#### Your instructions
Each line of the listing that contains the word "rate" is to be copied.

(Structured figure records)

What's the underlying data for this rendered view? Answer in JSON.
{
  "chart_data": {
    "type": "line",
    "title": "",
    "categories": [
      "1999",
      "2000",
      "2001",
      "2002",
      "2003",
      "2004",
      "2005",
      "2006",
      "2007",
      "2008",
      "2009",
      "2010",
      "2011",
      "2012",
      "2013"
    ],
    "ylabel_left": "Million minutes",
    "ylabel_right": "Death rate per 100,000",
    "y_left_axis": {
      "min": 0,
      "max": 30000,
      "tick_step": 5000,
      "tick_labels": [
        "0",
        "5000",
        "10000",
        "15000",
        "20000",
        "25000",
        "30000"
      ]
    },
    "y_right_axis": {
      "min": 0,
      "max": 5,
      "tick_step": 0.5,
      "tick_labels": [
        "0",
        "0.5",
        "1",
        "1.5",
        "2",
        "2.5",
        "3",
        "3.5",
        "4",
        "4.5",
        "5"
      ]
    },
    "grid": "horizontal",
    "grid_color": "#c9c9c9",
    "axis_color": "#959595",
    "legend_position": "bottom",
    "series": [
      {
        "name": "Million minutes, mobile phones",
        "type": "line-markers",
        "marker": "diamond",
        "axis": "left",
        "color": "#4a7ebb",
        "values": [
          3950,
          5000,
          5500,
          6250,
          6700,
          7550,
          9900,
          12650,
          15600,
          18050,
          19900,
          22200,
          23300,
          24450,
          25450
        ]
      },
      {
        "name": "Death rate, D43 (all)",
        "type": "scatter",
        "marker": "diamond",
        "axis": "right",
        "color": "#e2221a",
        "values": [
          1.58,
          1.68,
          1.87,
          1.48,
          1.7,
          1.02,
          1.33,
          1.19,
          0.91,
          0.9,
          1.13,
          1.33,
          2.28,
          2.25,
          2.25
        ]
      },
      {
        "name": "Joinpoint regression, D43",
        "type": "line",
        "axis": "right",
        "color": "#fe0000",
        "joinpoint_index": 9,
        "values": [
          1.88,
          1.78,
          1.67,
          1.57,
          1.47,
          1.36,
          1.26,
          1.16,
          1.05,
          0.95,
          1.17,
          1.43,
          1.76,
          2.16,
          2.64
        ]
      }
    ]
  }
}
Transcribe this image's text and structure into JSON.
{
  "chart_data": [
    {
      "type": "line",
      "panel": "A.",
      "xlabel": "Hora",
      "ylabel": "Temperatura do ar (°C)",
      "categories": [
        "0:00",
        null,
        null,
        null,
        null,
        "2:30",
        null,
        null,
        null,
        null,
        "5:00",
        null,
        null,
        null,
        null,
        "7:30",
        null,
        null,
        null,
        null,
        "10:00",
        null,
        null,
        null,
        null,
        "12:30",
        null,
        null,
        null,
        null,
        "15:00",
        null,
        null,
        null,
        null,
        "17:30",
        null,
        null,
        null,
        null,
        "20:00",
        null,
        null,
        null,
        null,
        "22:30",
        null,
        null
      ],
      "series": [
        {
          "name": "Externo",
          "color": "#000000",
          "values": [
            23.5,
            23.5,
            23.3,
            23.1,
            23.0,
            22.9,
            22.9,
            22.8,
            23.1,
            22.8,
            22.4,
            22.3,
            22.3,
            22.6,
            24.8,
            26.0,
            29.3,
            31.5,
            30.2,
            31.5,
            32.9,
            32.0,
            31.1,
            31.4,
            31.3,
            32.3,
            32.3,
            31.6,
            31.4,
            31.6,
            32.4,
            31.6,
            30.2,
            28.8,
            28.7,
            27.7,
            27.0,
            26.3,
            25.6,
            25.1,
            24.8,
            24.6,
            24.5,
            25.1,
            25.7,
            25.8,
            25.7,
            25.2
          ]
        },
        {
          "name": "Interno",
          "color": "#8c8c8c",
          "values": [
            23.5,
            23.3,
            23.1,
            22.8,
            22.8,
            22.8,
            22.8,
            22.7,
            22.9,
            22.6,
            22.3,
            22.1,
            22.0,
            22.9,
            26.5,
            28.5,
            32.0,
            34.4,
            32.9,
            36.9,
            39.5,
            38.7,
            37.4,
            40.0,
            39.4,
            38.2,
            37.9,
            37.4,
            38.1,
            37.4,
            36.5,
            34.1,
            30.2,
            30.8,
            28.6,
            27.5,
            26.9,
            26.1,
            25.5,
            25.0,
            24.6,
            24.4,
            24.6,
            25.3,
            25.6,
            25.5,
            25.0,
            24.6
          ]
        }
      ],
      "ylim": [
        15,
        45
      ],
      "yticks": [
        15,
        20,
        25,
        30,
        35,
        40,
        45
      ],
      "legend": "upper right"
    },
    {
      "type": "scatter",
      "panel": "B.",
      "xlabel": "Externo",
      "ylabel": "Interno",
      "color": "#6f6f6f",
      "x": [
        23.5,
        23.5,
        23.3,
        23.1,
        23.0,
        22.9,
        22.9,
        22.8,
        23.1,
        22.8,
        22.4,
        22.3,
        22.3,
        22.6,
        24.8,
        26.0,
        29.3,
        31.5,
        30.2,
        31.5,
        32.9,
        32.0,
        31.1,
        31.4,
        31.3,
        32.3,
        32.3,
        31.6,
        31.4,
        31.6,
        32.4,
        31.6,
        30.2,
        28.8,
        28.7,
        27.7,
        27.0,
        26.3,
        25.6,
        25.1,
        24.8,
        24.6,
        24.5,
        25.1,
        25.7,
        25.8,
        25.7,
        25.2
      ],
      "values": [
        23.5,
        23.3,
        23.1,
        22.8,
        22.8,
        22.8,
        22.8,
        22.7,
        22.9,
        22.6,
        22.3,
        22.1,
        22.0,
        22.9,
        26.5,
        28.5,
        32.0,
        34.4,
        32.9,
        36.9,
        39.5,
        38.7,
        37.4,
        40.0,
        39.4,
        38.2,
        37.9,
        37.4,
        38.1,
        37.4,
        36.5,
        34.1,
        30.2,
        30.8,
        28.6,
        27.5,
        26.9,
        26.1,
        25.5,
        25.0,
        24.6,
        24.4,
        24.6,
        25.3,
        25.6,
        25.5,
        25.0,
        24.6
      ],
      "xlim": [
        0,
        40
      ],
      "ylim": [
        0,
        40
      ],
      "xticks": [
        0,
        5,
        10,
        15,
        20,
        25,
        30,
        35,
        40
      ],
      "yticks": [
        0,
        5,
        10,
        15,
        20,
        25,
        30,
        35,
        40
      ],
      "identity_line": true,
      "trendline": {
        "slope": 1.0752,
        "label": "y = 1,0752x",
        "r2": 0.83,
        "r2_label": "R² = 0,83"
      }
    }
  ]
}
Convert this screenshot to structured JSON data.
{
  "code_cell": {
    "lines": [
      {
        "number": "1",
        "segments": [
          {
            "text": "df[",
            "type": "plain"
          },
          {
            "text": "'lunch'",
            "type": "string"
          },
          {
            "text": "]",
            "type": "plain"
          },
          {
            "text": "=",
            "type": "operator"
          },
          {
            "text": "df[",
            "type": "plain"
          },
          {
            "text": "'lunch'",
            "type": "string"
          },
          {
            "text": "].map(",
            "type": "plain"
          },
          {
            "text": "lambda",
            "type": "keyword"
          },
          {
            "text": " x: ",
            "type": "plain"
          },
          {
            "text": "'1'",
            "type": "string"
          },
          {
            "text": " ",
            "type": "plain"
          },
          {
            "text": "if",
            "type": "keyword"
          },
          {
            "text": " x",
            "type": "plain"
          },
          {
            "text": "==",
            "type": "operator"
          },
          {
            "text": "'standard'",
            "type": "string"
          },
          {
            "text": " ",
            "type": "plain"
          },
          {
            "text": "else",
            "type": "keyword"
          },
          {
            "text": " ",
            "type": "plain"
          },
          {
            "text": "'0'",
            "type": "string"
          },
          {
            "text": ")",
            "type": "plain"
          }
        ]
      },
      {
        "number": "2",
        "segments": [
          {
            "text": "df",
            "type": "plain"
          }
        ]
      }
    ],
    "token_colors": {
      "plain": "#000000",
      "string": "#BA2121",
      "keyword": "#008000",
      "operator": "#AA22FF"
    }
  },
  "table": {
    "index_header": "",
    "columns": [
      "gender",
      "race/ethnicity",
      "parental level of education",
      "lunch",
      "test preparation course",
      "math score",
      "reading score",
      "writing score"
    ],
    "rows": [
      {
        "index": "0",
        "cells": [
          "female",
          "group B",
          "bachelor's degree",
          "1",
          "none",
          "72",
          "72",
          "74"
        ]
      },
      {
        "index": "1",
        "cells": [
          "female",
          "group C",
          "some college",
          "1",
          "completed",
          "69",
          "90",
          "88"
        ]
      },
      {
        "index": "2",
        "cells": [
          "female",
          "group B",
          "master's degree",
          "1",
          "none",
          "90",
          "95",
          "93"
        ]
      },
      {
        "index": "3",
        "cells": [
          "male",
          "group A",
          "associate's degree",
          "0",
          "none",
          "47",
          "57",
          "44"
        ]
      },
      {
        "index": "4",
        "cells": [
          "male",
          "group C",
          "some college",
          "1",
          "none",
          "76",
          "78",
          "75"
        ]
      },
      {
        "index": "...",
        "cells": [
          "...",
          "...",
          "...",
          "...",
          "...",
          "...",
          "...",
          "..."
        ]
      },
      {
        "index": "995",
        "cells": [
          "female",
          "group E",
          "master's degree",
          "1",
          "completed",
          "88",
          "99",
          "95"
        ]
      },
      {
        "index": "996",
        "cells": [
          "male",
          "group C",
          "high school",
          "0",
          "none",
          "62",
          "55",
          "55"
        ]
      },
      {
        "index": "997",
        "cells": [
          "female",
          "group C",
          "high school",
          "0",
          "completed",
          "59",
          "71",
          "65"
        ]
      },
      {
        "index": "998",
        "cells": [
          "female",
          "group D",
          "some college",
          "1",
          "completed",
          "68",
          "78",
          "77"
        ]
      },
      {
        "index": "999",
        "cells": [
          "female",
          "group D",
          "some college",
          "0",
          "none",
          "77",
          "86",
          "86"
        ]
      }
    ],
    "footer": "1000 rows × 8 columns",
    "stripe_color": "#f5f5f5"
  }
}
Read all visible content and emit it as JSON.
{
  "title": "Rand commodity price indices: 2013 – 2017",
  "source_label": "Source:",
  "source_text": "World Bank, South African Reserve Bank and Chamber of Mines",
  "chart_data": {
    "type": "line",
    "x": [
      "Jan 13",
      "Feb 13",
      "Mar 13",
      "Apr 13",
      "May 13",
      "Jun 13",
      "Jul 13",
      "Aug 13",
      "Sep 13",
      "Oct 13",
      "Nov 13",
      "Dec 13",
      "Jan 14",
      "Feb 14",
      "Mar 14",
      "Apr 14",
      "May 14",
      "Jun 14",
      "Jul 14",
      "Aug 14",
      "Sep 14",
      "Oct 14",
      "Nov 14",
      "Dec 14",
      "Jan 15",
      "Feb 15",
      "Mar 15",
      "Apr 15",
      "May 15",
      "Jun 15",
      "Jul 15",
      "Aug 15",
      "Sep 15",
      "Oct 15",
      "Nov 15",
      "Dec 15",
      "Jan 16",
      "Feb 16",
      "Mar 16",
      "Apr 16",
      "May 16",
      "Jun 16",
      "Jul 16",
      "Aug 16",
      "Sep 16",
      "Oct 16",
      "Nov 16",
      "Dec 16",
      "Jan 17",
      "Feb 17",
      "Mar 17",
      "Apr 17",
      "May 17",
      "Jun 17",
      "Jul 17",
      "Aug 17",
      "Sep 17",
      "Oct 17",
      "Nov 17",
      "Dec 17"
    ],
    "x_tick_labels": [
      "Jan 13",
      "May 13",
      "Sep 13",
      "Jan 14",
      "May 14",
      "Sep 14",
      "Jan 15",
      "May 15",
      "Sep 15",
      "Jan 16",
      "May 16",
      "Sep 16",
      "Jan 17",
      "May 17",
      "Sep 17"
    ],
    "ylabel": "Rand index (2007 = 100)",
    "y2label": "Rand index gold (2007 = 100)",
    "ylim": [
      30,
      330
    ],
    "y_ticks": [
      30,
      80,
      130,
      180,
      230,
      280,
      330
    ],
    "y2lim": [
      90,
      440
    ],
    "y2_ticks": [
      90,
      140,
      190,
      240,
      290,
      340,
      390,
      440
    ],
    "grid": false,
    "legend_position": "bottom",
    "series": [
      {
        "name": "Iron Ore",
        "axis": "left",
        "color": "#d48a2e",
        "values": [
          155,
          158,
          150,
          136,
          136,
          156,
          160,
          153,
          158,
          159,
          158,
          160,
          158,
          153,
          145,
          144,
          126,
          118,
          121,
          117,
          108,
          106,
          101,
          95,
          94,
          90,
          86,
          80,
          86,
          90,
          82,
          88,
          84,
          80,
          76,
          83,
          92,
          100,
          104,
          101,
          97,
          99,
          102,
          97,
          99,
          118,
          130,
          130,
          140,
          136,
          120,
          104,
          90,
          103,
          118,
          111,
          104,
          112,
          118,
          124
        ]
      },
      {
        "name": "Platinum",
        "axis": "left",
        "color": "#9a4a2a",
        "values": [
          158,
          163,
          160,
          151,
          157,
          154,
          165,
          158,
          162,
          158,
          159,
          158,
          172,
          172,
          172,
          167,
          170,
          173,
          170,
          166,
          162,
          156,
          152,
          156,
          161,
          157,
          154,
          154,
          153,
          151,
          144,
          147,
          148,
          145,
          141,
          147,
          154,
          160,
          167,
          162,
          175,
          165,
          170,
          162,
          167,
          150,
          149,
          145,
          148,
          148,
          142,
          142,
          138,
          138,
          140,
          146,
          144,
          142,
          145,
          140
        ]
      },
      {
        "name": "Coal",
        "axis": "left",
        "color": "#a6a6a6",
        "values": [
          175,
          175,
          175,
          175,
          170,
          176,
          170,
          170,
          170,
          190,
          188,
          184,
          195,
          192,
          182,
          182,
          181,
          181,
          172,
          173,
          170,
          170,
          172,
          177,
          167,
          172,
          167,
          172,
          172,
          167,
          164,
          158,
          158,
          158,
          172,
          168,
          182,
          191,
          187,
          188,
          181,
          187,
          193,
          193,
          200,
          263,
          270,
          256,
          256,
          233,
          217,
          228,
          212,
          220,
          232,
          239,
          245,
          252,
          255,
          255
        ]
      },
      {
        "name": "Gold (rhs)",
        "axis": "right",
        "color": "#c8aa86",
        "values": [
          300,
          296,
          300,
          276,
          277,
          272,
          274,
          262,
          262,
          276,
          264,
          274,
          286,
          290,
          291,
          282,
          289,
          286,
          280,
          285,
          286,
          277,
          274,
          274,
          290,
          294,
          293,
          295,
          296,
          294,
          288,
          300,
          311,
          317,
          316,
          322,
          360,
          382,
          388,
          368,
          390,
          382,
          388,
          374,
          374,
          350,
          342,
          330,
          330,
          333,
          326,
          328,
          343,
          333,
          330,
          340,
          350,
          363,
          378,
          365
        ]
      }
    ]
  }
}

#### Result of this exercise
    "ylabel_right": "Death rate per 100,000",
        "name": "Death rate, D43 (all)",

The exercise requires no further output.